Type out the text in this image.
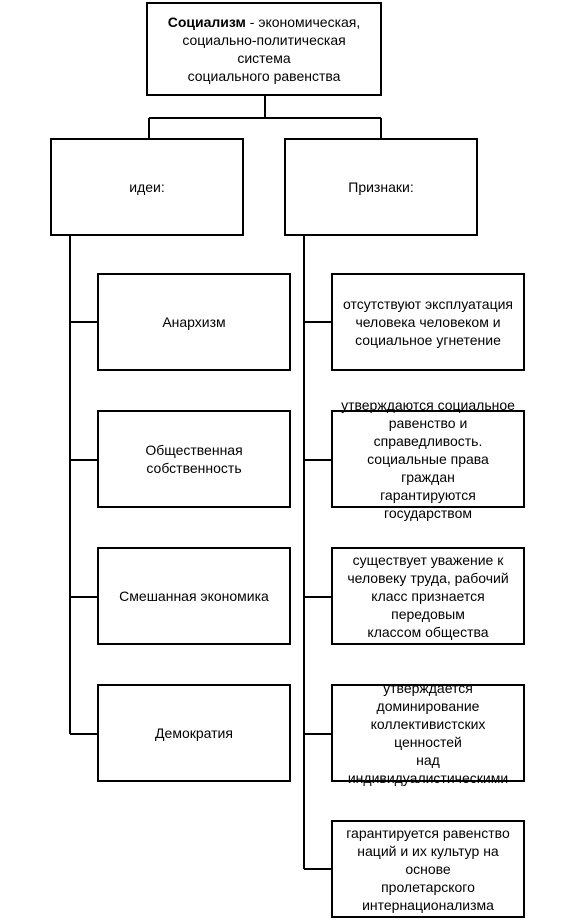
Социализм - экономическая,
социально-политическая система
социального равенства
идеи:	Признаки:
Анархизм
Общественная собственность
Смешанная экономика
Демократия
отсутствуют эксплуатация
человека человеком и
социальное угнетение
утверждаются социальное
равенство и справедливость.
социальные права граждан
гарантируются государством
существует уважение к
человеку труда, рабочий
класс признается передовым
классом общества
утверждается
доминирование
коллективистских ценностей
над индивидуалистическими
гарантируется равенство
наций и их культур на основе
пролетарского
интернационализма
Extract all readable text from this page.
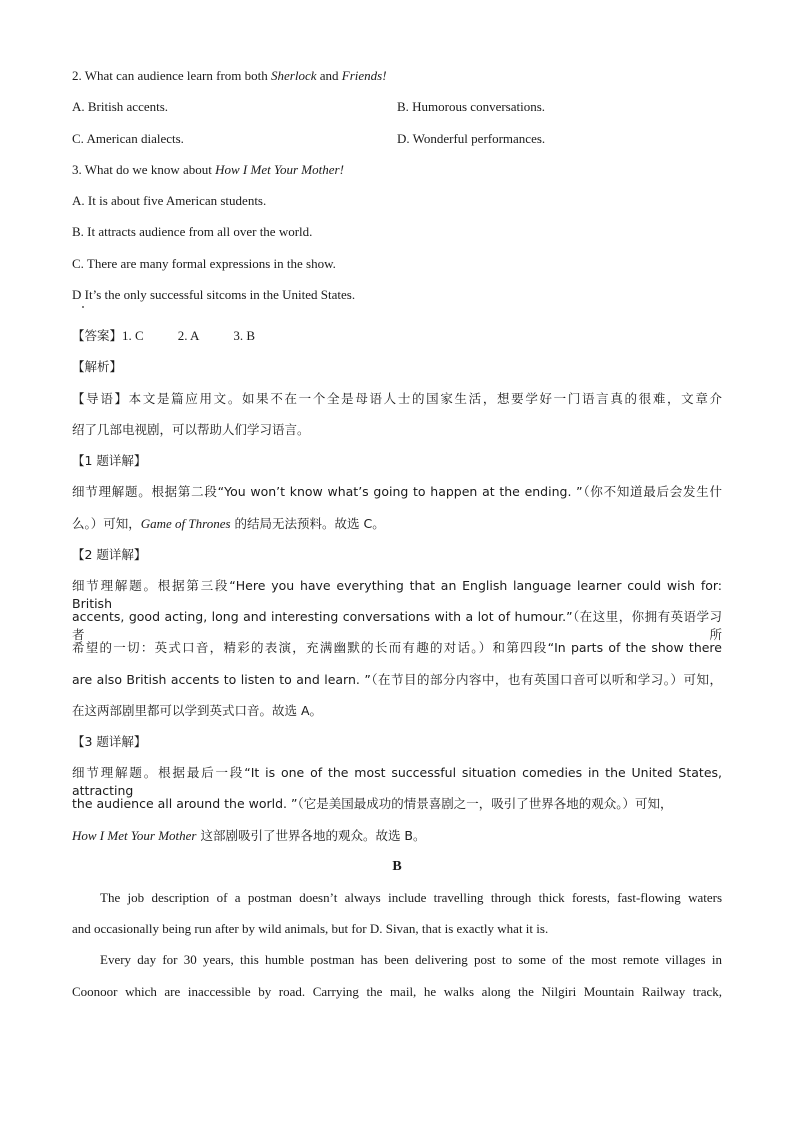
2. What can audience learn from both Sherlock and Friends!
A. British accents.	B. Humorous conversations.
C. American dialects.	D. Wonderful performances.
3. What do we know about How I Met Your Mother!
A. It is about five American students.
B. It attracts audience from all over the world.
C. There are many formal expressions in the show.
D It’s the only successful sitcoms in the United States.
【答案】1. C	2. A	3. B
【解析】
【导语】本文是篇应用文。如果不在一个全是母语人士的国家生活，想要学好一门语言真的很难，文章介
绍了几部电视剧，可以帮助人们学习语言。
【1 题详解】
细节理解题。根据第二段“You won’t know what’s going to happen at the ending. ”（你不知道最后会发生什
么。）可知，Game of Thrones 的结局无法预料。故选 C。
【2 题详解】
细节理解题。根据第三段“Here you have everything that an English language learner could wish for: British
accents, good acting, long and interesting conversations with a lot of humour.”（在这里，你拥有英语学习者所
希望的一切：英式口音，精彩的表演，充满幽默的长而有趣的对话。）和第四段“In parts of the show there
are also British accents to listen to and learn. ”（在节目的部分内容中，也有英国口音可以听和学习。）可知，
在这两部剧里都可以学到英式口音。故选 A。
【3 题详解】
细节理解题。根据最后一段“It is one of the most successful situation comedies in the United States, attracting
the audience all around the world. ”（它是美国最成功的情景喜剧之一，吸引了世界各地的观众。）可知，
How I Met Your Mother 这部剧吸引了世界各地的观众。故选 B。
B
The job description of a postman doesn’t always include travelling through thick forests, fast-flowing waters
and occasionally being run after by wild animals, but for D. Sivan, that is exactly what it is.
Every day for 30 years, this humble postman has been delivering post to some of the most remote villages in
Coonoor which are inaccessible by road. Carrying the mail, he walks along the Nilgiri Mountain Railway track,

# # # # #

Work instructions
Omit the pictures and restate the rest of the records verbatim.

Solution for this task
Type out the text in this image.
Социализм - экономическая,
социально-политическая система
социального равенства
идеи:	Признаки:
Анархизм
Общественная собственность
Смешанная экономика
Демократия
отсутствуют эксплуатация
человека человеком и
социальное угнетение
утверждаются социальное
равенство и справедливость.
социальные права граждан
гарантируются государством
существует уважение к
человеку труда, рабочий
класс признается передовым
классом общества
утверждается
доминирование
коллективистских ценностей
над индивидуалистическими
гарантируется равенство
наций и их культур на основе
пролетарского
интернационализма
Extract all readable text from this page.
2. What can audience learn from both Sherlock and Friends!
A. British accents.	B. Humorous conversations.
C. American dialects.	D. Wonderful performances.
3. What do we know about How I Met Your Mother!
A. It is about five American students.
B. It attracts audience from all over the world.
C. There are many formal expressions in the show.
D It’s the only successful sitcoms in the United States.
【答案】1. C	2. A	3. B
【解析】
【导语】本文是篇应用文。如果不在一个全是母语人士的国家生活，想要学好一门语言真的很难，文章介
绍了几部电视剧，可以帮助人们学习语言。
【1 题详解】
细节理解题。根据第二段“You won’t know what’s going to happen at the ending. ”（你不知道最后会发生什
么。）可知，Game of Thrones 的结局无法预料。故选 C。
【2 题详解】
细节理解题。根据第三段“Here you have everything that an English language learner could wish for: British
accents, good acting, long and interesting conversations with a lot of humour.”（在这里，你拥有英语学习者所
希望的一切：英式口音，精彩的表演，充满幽默的长而有趣的对话。）和第四段“In parts of the show there
are also British accents to listen to and learn. ”（在节目的部分内容中，也有英国口音可以听和学习。）可知，
在这两部剧里都可以学到英式口音。故选 A。
【3 题详解】
细节理解题。根据最后一段“It is one of the most successful situation comedies in the United States, attracting
the audience all around the world. ”（它是美国最成功的情景喜剧之一，吸引了世界各地的观众。）可知，
How I Met Your Mother 这部剧吸引了世界各地的观众。故选 B。
B
The job description of a postman doesn’t always include travelling through thick forests, fast-flowing waters
and occasionally being run after by wild animals, but for D. Sivan, that is exactly what it is.
Every day for 30 years, this humble postman has been delivering post to some of the most remote villages in
Coonoor which are inaccessible by road. Carrying the mail, he walks along the Nilgiri Mountain Railway track,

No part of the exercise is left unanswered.